--- The records ---

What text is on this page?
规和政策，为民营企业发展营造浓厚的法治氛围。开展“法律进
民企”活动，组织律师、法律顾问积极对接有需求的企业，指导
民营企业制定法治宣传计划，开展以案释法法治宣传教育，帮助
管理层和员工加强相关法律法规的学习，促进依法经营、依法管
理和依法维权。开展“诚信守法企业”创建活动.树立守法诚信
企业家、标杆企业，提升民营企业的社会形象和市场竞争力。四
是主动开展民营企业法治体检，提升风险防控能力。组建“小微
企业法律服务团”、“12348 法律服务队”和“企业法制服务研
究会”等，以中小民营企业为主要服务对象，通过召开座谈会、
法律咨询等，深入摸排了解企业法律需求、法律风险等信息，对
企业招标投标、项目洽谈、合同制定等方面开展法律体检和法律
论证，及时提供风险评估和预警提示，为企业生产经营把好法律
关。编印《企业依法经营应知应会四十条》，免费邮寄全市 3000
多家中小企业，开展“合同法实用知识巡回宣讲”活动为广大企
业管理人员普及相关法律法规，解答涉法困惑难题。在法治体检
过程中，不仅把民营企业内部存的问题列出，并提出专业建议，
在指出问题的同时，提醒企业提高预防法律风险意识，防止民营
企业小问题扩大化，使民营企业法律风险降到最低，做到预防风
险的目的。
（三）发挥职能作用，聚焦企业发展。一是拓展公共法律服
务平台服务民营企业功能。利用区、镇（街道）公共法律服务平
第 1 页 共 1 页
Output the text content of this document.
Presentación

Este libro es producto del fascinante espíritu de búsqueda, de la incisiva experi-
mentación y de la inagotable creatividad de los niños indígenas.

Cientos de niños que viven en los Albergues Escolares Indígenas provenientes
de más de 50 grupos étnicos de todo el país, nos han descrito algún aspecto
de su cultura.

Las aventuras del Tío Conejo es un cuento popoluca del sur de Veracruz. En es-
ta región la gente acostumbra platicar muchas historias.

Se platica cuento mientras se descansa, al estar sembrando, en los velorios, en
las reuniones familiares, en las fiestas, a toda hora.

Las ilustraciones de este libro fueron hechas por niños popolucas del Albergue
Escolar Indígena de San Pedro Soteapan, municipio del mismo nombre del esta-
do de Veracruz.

---

- _Your objective_
Check each line above for the word "this" and give the number of lines that have it, nothing else.

- _Finished exercise_
2